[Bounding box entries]
....

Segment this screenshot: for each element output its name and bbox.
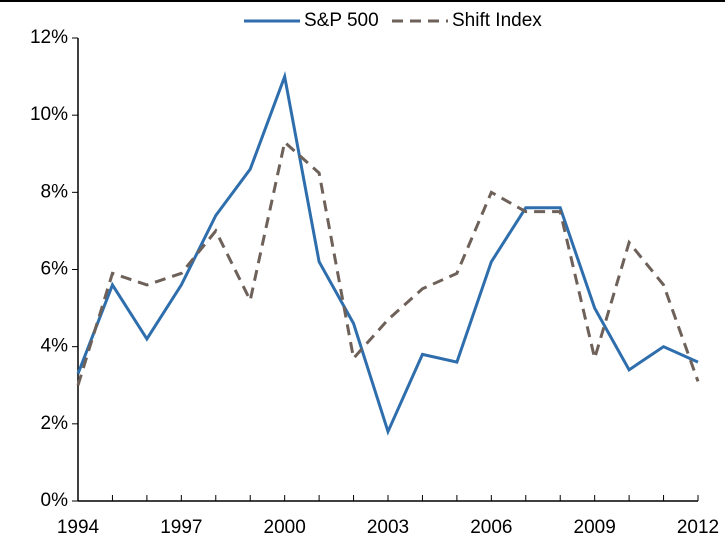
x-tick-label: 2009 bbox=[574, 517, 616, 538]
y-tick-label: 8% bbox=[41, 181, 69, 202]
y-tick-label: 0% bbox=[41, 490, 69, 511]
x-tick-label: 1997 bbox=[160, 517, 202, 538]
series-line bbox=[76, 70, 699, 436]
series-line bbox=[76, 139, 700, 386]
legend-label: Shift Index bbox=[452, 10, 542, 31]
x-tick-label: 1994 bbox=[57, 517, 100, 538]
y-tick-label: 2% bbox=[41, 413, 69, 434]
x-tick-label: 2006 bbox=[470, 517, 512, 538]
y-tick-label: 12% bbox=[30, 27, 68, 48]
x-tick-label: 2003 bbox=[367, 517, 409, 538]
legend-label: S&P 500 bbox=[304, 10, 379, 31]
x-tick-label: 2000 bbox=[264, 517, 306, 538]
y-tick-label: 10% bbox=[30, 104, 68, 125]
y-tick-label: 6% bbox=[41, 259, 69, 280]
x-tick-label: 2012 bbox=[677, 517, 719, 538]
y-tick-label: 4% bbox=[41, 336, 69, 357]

....

▶ _EXERCISE GOAL_: Retype the items above line for line, leaving out the pictures.

▶ _SOLUTION FOR THIS TASK_:
Segment this screenshot: for each element output its name and bbox.
x-tick-label: 2009 bbox=[574, 517, 616, 538]
y-tick-label: 8% bbox=[41, 181, 69, 202]
y-tick-label: 0% bbox=[41, 490, 69, 511]
x-tick-label: 1997 bbox=[160, 517, 202, 538]
series-line bbox=[76, 70, 699, 436]
series-line bbox=[76, 139, 700, 386]
legend-label: Shift Index bbox=[452, 10, 542, 31]
x-tick-label: 1994 bbox=[57, 517, 100, 538]
y-tick-label: 2% bbox=[41, 413, 69, 434]
x-tick-label: 2006 bbox=[470, 517, 512, 538]
y-tick-label: 12% bbox=[30, 27, 68, 48]
x-tick-label: 2003 bbox=[367, 517, 409, 538]
legend-label: S&P 500 bbox=[304, 10, 379, 31]
x-tick-label: 2000 bbox=[264, 517, 306, 538]
y-tick-label: 10% bbox=[30, 104, 68, 125]
y-tick-label: 6% bbox=[41, 259, 69, 280]
x-tick-label: 2012 bbox=[677, 517, 719, 538]
y-tick-label: 4% bbox=[41, 336, 69, 357]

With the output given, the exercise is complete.